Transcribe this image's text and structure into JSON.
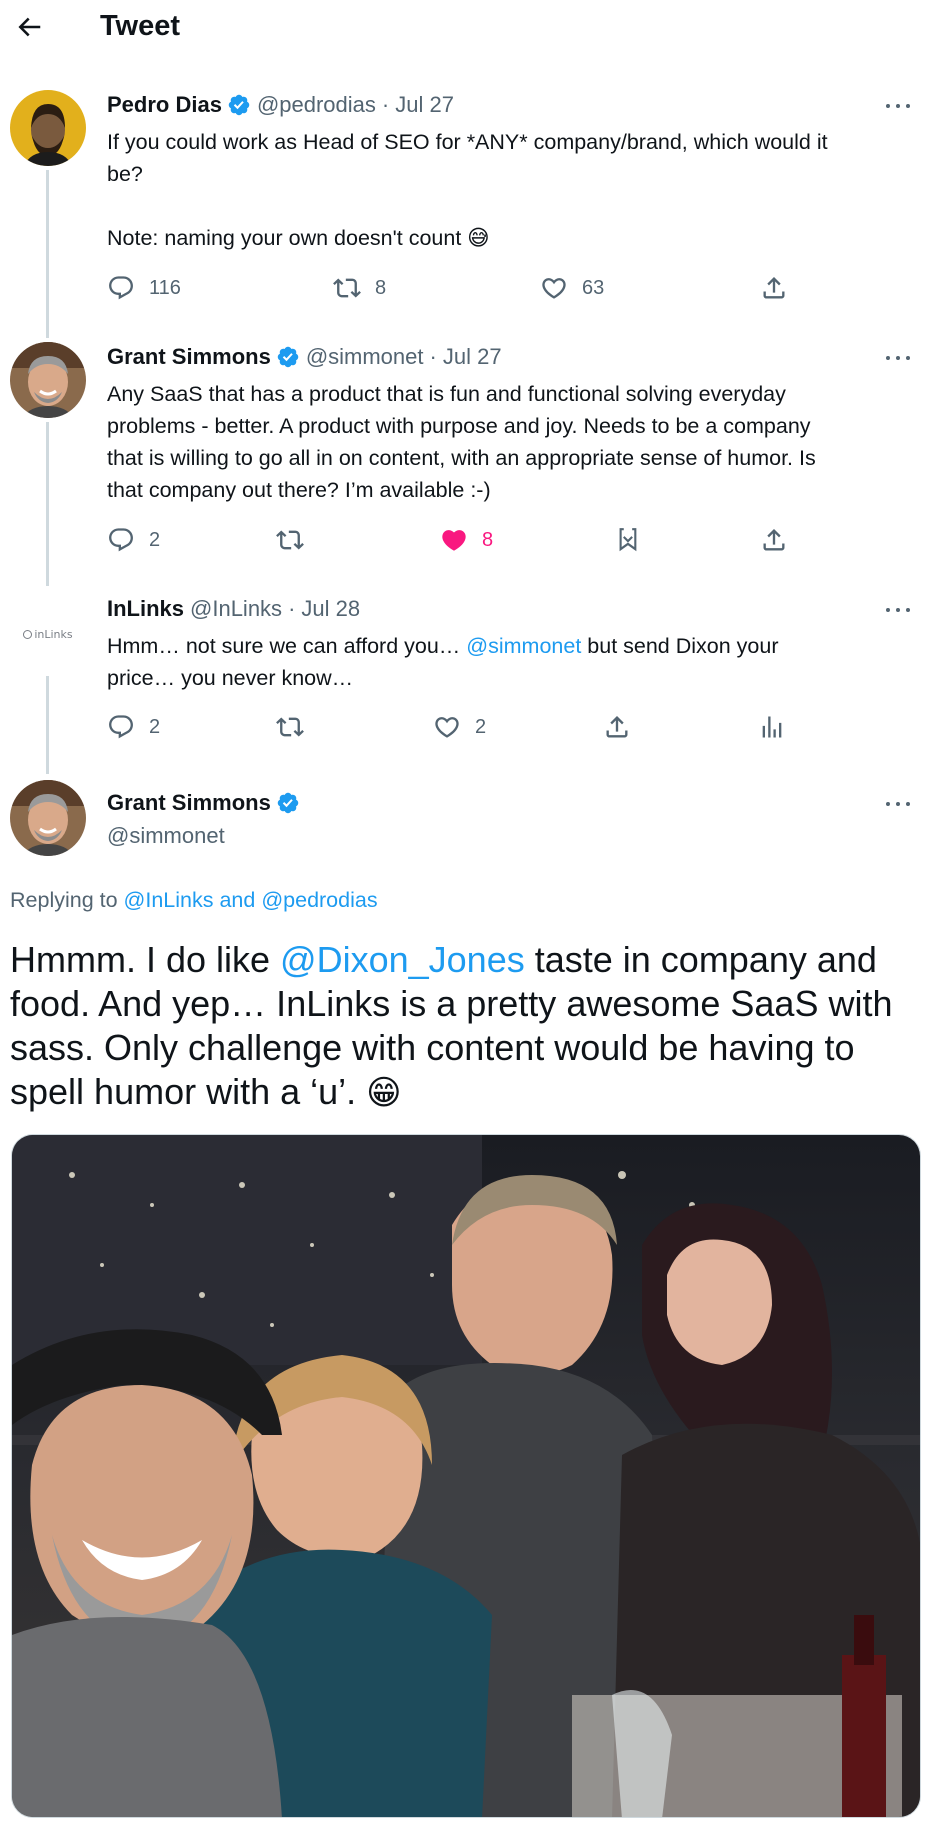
{
  "header": {
    "title": "Tweet"
  },
  "tweets": [
    {
      "name": "Pedro Dias",
      "handle": "@pedrodias",
      "sep": "·",
      "date": "Jul 27",
      "line1": "If you could work as Head of SEO for *ANY* company/brand, which would it",
      "line2": "be?",
      "line3": "Note: naming your own doesn't count",
      "emoji": "😅",
      "replies": "116",
      "retweets": "8",
      "likes": "63"
    },
    {
      "name": "Grant Simmons",
      "handle": "@simmonet",
      "sep": "·",
      "date": "Jul 27",
      "line1": "Any SaaS that has a product that is fun and functional solving everyday",
      "line2": "problems - better. A product with purpose and joy. Needs to be a company",
      "line3": "that is willing to go all in on content, with an appropriate sense of humor. Is",
      "line4": "that company out there? I’m available :-)",
      "replies": "2",
      "likes": "8"
    },
    {
      "name": "InLinks",
      "handle": "@InLinks",
      "sep": "·",
      "date": "Jul 28",
      "avatar_text": "inLinks",
      "line1_a": "Hmm… not sure we can afford you… ",
      "line1_mention": "@simmonet",
      "line1_b": " but send Dixon your",
      "line2": "price… you never know…",
      "replies": "2",
      "likes": "2"
    }
  ],
  "main": {
    "name": "Grant Simmons",
    "handle": "@simmonet",
    "replying_prefix": "Replying to ",
    "replying_to_1": "@InLinks",
    "replying_and": " and ",
    "replying_to_2": "@pedrodias",
    "text1": "Hmmm. I do like ",
    "text_mention": "@Dixon_Jones",
    "text2": " taste in company and",
    "text3": "food. And yep… InLinks is a pretty awesome SaaS with",
    "text4": "sass. Only challenge with content would be having to",
    "text5": "spell humor with a ‘u’. ",
    "emoji": "😁"
  },
  "colors": {
    "accent": "#1d9bf0",
    "like_active": "#f91880",
    "text_primary": "#0f1419",
    "text_secondary": "#536471",
    "thread_line": "#cfd9de"
  },
  "icons": [
    "back-arrow-icon",
    "verified-badge-icon",
    "more-icon",
    "reply-icon",
    "retweet-icon",
    "like-icon",
    "share-icon",
    "bookmark-icon",
    "analytics-icon"
  ]
}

◆ **Directions for this task**
Filter out every line that lacks the word "Grant", and copy the rest.

◆ **Task result**
      "name": "Grant Simmons",
    "name": "Grant Simmons",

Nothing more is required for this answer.